EXERCISE REQUIREMENTS:
Restate the whole listing exactly.

GIVEN ENTRIES:
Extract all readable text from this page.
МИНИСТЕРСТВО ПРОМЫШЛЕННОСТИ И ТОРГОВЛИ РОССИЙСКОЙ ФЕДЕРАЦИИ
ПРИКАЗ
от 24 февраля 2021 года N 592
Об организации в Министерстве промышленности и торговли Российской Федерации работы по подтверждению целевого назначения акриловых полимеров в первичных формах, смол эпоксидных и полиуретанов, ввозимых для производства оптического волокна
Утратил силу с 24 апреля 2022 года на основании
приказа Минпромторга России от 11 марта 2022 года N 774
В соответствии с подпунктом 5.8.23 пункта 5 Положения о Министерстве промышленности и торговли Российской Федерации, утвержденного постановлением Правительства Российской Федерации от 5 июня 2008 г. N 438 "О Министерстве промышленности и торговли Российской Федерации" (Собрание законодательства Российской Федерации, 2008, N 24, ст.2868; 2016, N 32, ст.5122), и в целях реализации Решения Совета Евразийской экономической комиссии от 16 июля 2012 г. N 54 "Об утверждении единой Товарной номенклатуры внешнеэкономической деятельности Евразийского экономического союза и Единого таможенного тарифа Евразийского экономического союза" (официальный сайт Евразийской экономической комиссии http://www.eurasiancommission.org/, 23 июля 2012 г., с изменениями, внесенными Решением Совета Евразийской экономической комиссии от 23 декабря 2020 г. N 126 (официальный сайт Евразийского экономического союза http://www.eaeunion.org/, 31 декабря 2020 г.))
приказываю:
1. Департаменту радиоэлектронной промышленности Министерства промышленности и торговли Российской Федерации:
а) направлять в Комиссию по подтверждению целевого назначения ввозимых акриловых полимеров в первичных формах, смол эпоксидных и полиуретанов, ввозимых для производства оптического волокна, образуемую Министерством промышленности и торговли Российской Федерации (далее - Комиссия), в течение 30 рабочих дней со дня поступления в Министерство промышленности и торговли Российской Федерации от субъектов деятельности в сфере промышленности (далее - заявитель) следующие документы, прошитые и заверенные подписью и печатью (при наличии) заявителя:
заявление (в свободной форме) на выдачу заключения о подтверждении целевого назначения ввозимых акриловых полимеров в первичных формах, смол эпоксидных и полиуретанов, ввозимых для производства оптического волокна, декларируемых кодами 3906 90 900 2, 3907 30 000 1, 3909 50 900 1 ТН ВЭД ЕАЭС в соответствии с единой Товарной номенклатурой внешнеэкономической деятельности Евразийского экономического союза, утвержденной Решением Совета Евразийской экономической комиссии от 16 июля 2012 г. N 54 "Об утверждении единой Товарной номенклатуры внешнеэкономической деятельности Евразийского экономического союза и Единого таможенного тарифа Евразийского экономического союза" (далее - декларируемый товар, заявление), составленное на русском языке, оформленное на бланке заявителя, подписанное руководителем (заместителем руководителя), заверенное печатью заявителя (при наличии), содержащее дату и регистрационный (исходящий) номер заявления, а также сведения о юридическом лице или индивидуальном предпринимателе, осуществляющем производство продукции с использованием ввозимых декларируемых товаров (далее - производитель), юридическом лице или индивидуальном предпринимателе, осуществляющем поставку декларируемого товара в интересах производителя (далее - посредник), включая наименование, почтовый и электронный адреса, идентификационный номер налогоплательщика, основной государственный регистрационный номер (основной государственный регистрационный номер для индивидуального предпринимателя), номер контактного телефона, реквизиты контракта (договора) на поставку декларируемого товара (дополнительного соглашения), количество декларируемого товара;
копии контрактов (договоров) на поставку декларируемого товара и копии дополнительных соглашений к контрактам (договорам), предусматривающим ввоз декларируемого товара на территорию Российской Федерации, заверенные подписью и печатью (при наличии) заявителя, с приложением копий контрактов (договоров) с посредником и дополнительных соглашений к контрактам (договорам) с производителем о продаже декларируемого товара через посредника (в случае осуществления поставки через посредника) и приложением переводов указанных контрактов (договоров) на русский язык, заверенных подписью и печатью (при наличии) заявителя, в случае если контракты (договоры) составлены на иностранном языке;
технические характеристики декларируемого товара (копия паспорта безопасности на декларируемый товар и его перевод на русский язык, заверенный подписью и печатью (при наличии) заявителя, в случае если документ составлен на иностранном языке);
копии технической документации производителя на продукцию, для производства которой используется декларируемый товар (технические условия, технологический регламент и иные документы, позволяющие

RESULT:
Extract all readable text from this page.
МИНИСТЕРСТВО ПРОМЫШЛЕННОСТИ И ТОРГОВЛИ РОССИЙСКОЙ ФЕДЕРАЦИИ
ПРИКАЗ
от 24 февраля 2021 года N 592
Об организации в Министерстве промышленности и торговли Российской Федерации работы по подтверждению целевого назначения акриловых полимеров в первичных формах, смол эпоксидных и полиуретанов, ввозимых для производства оптического волокна
Утратил силу с 24 апреля 2022 года на основании
приказа Минпромторга России от 11 марта 2022 года N 774
В соответствии с подпунктом 5.8.23 пункта 5 Положения о Министерстве промышленности и торговли Российской Федерации, утвержденного постановлением Правительства Российской Федерации от 5 июня 2008 г. N 438 "О Министерстве промышленности и торговли Российской Федерации" (Собрание законодательства Российской Федерации, 2008, N 24, ст.2868; 2016, N 32, ст.5122), и в целях реализации Решения Совета Евразийской экономической комиссии от 16 июля 2012 г. N 54 "Об утверждении единой Товарной номенклатуры внешнеэкономической деятельности Евразийского экономического союза и Единого таможенного тарифа Евразийского экономического союза" (официальный сайт Евразийской экономической комиссии http://www.eurasiancommission.org/, 23 июля 2012 г., с изменениями, внесенными Решением Совета Евразийской экономической комиссии от 23 декабря 2020 г. N 126 (официальный сайт Евразийского экономического союза http://www.eaeunion.org/, 31 декабря 2020 г.))
приказываю:
1. Департаменту радиоэлектронной промышленности Министерства промышленности и торговли Российской Федерации:
а) направлять в Комиссию по подтверждению целевого назначения ввозимых акриловых полимеров в первичных формах, смол эпоксидных и полиуретанов, ввозимых для производства оптического волокна, образуемую Министерством промышленности и торговли Российской Федерации (далее - Комиссия), в течение 30 рабочих дней со дня поступления в Министерство промышленности и торговли Российской Федерации от субъектов деятельности в сфере промышленности (далее - заявитель) следующие документы, прошитые и заверенные подписью и печатью (при наличии) заявителя:
заявление (в свободной форме) на выдачу заключения о подтверждении целевого назначения ввозимых акриловых полимеров в первичных формах, смол эпоксидных и полиуретанов, ввозимых для производства оптического волокна, декларируемых кодами 3906 90 900 2, 3907 30 000 1, 3909 50 900 1 ТН ВЭД ЕАЭС в соответствии с единой Товарной номенклатурой внешнеэкономической деятельности Евразийского экономического союза, утвержденной Решением Совета Евразийской экономической комиссии от 16 июля 2012 г. N 54 "Об утверждении единой Товарной номенклатуры внешнеэкономической деятельности Евразийского экономического союза и Единого таможенного тарифа Евразийского экономического союза" (далее - декларируемый товар, заявление), составленное на русском языке, оформленное на бланке заявителя, подписанное руководителем (заместителем руководителя), заверенное печатью заявителя (при наличии), содержащее дату и регистрационный (исходящий) номер заявления, а также сведения о юридическом лице или индивидуальном предпринимателе, осуществляющем производство продукции с использованием ввозимых декларируемых товаров (далее - производитель), юридическом лице или индивидуальном предпринимателе, осуществляющем поставку декларируемого товара в интересах производителя (далее - посредник), включая наименование, почтовый и электронный адреса, идентификационный номер налогоплательщика, основной государственный регистрационный номер (основной государственный регистрационный номер для индивидуального предпринимателя), номер контактного телефона, реквизиты контракта (договора) на поставку декларируемого товара (дополнительного соглашения), количество декларируемого товара;
копии контрактов (договоров) на поставку декларируемого товара и копии дополнительных соглашений к контрактам (договорам), предусматривающим ввоз декларируемого товара на территорию Российской Федерации, заверенные подписью и печатью (при наличии) заявителя, с приложением копий контрактов (договоров) с посредником и дополнительных соглашений к контрактам (договорам) с производителем о продаже декларируемого товара через посредника (в случае осуществления поставки через посредника) и приложением переводов указанных контрактов (договоров) на русский язык, заверенных подписью и печатью (при наличии) заявителя, в случае если контракты (договоры) составлены на иностранном языке;
технические характеристики декларируемого товара (копия паспорта безопасности на декларируемый товар и его перевод на русский язык, заверенный подписью и печатью (при наличии) заявителя, в случае если документ составлен на иностранном языке);
копии технической документации производителя на продукцию, для производства которой используется декларируемый товар (технические условия, технологический регламент и иные документы, позволяющие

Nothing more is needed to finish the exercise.